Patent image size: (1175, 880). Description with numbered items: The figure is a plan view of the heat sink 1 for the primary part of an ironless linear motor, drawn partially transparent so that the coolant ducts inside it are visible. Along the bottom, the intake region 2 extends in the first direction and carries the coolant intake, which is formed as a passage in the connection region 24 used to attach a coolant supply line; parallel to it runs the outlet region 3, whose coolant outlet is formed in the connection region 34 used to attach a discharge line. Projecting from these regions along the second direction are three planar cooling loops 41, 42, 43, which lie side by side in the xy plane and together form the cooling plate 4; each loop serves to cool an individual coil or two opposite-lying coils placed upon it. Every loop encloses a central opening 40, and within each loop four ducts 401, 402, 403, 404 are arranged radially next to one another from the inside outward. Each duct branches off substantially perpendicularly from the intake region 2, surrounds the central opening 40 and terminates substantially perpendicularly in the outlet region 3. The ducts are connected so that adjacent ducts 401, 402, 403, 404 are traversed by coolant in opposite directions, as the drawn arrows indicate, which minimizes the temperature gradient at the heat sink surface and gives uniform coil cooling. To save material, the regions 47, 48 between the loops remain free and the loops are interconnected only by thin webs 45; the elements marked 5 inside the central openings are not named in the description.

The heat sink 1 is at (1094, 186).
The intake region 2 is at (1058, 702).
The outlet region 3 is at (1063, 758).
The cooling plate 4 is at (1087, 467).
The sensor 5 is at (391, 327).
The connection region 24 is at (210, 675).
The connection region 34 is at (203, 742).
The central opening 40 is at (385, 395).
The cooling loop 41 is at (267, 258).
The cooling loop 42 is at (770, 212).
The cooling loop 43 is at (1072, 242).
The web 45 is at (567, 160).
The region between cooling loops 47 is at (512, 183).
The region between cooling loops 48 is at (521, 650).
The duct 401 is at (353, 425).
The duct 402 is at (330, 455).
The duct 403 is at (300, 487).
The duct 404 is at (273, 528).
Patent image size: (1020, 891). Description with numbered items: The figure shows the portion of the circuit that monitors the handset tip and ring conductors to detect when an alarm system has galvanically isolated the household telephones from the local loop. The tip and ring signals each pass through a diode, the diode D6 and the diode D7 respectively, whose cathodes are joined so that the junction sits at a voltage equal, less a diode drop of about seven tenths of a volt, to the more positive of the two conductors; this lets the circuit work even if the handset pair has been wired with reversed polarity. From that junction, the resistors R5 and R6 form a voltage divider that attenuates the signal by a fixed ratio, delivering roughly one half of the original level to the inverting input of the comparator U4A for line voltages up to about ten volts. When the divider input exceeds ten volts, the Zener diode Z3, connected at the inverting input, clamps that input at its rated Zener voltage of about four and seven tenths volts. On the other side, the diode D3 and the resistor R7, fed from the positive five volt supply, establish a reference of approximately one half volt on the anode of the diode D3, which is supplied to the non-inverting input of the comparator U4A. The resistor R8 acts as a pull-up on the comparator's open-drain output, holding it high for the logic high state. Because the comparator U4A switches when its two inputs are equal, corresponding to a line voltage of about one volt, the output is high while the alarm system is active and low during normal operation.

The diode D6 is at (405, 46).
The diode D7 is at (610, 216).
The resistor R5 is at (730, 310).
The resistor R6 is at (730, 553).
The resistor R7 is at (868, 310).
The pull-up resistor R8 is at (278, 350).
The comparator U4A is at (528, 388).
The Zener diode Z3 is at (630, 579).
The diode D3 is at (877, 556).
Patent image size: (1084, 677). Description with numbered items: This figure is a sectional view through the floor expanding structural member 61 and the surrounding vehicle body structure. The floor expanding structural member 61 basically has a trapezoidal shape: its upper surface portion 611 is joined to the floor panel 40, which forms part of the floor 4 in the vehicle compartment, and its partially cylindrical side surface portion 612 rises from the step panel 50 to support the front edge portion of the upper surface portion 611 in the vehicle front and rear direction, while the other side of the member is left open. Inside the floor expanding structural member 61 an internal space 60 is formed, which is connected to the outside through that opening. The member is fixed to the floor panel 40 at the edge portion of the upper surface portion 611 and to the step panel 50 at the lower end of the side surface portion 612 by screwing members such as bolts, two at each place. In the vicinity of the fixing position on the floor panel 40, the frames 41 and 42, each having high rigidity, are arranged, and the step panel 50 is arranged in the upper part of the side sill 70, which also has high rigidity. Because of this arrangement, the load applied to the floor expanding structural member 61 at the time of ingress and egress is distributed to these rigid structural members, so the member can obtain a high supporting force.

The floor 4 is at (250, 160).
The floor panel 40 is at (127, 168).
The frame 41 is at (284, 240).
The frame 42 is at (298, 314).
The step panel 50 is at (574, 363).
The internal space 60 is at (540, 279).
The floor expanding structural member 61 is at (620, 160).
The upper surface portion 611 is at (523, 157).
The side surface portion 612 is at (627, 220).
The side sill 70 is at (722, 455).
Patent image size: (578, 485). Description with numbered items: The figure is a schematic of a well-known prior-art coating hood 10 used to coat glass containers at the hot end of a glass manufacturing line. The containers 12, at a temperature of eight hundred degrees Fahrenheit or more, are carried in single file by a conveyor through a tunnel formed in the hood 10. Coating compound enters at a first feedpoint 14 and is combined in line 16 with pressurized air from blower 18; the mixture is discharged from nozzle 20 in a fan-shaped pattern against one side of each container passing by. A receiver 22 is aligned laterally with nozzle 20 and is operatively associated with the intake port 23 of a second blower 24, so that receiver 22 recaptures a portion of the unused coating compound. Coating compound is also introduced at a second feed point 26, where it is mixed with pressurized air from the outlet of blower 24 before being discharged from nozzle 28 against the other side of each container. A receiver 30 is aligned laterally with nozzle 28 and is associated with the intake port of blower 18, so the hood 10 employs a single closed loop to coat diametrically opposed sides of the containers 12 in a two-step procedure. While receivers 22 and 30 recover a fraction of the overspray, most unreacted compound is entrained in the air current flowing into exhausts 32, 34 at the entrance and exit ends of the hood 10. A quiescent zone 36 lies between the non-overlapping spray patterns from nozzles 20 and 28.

Work to be completed >>
Count the lines above that contain the word "plate", treating uppercase and lowercase as different. Reply with the number alone.

Result >>
2